Exercise brief: Find each line containing the string "icon". Copy it.

Records shown:
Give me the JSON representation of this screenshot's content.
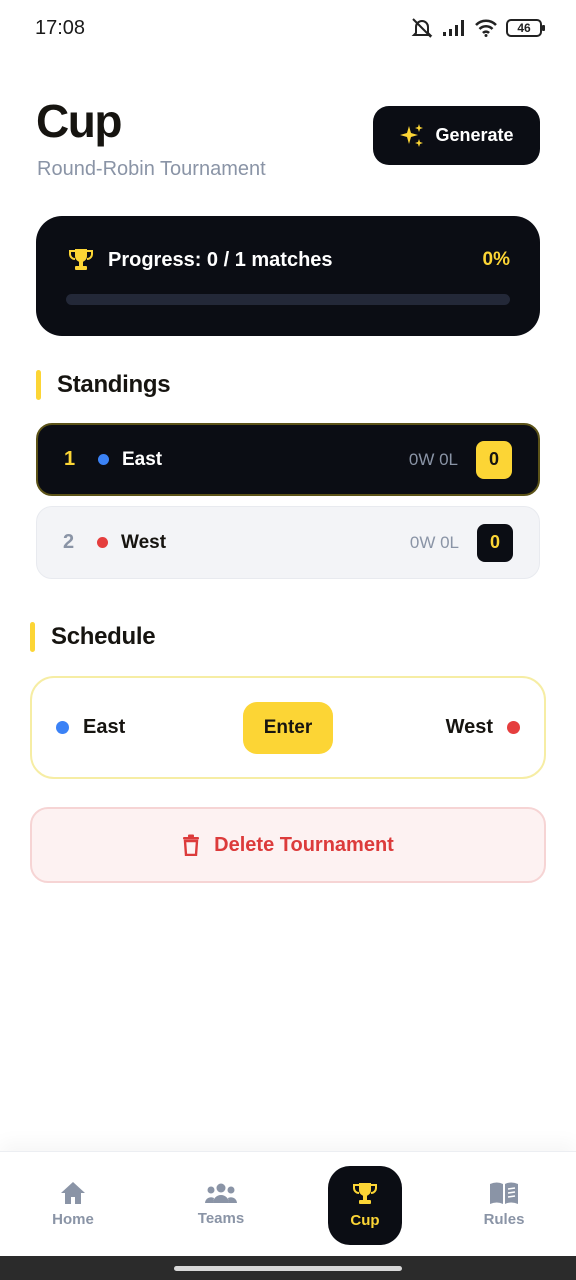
{
  "status_bar": {
    "time": "17:08",
    "battery": "46"
  },
  "header": {
    "title": "Cup",
    "subtitle": "Round-Robin Tournament",
    "generate_label": "Generate"
  },
  "progress": {
    "text": "Progress: 0 / 1 matches",
    "percent_label": "0%",
    "value": 0
  },
  "standings": {
    "title": "Standings",
    "rows": [
      {
        "rank": "1",
        "team": "East",
        "record": "0W 0L",
        "points": "0",
        "dot_color": "#3b82f6"
      },
      {
        "rank": "2",
        "team": "West",
        "record": "0W 0L",
        "points": "0",
        "dot_color": "#e53e3e"
      }
    ]
  },
  "schedule": {
    "title": "Schedule",
    "matches": [
      {
        "home": "East",
        "away": "West",
        "action_label": "Enter",
        "home_color": "#3b82f6",
        "away_color": "#e53e3e"
      }
    ]
  },
  "delete_label": "Delete Tournament",
  "nav": {
    "items": [
      {
        "label": "Home",
        "icon": "home-icon"
      },
      {
        "label": "Teams",
        "icon": "teams-icon"
      },
      {
        "label": "Cup",
        "icon": "trophy-icon"
      },
      {
        "label": "Rules",
        "icon": "book-icon"
      }
    ]
  },
  "colors": {
    "accent": "#fcd535",
    "dark": "#0b0d14",
    "danger": "#dc3b3b"
  }
}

Expected answer:
        "icon": "home-icon"
        "icon": "teams-icon"
        "icon": "trophy-icon"
        "icon": "book-icon"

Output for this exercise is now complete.